» INPUT ROWS:
.....
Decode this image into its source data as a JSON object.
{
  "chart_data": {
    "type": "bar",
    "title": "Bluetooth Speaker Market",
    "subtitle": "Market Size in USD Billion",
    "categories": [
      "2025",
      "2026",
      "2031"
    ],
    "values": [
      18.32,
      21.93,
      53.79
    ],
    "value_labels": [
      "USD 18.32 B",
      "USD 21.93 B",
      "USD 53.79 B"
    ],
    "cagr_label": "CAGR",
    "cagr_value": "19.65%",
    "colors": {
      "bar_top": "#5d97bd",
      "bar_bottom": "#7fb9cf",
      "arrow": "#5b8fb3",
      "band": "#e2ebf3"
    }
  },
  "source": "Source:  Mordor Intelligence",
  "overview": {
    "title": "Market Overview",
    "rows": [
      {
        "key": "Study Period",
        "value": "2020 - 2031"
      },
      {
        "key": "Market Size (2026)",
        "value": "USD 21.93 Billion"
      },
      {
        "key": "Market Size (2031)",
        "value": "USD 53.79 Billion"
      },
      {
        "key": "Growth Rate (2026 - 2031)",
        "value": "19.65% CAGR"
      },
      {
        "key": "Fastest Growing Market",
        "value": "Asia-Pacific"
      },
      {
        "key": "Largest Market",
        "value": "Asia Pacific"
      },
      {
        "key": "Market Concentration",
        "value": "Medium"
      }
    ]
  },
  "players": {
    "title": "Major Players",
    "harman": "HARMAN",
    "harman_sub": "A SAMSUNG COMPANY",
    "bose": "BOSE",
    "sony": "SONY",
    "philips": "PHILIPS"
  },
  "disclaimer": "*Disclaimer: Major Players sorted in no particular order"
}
.....
» TASK PROMPT:
Retype all of the entries precisely as they are.

» THE REPLY:
Decode this image into its source data as a JSON object.
{
  "chart_data": {
    "type": "bar",
    "title": "Bluetooth Speaker Market",
    "subtitle": "Market Size in USD Billion",
    "categories": [
      "2025",
      "2026",
      "2031"
    ],
    "values": [
      18.32,
      21.93,
      53.79
    ],
    "value_labels": [
      "USD 18.32 B",
      "USD 21.93 B",
      "USD 53.79 B"
    ],
    "cagr_label": "CAGR",
    "cagr_value": "19.65%",
    "colors": {
      "bar_top": "#5d97bd",
      "bar_bottom": "#7fb9cf",
      "arrow": "#5b8fb3",
      "band": "#e2ebf3"
    }
  },
  "source": "Source:  Mordor Intelligence",
  "overview": {
    "title": "Market Overview",
    "rows": [
      {
        "key": "Study Period",
        "value": "2020 - 2031"
      },
      {
        "key": "Market Size (2026)",
        "value": "USD 21.93 Billion"
      },
      {
        "key": "Market Size (2031)",
        "value": "USD 53.79 Billion"
      },
      {
        "key": "Growth Rate (2026 - 2031)",
        "value": "19.65% CAGR"
      },
      {
        "key": "Fastest Growing Market",
        "value": "Asia-Pacific"
      },
      {
        "key": "Largest Market",
        "value": "Asia Pacific"
      },
      {
        "key": "Market Concentration",
        "value": "Medium"
      }
    ]
  },
  "players": {
    "title": "Major Players",
    "harman": "HARMAN",
    "harman_sub": "A SAMSUNG COMPANY",
    "bose": "BOSE",
    "sony": "SONY",
    "philips": "PHILIPS"
  },
  "disclaimer": "*Disclaimer: Major Players sorted in no particular order"
}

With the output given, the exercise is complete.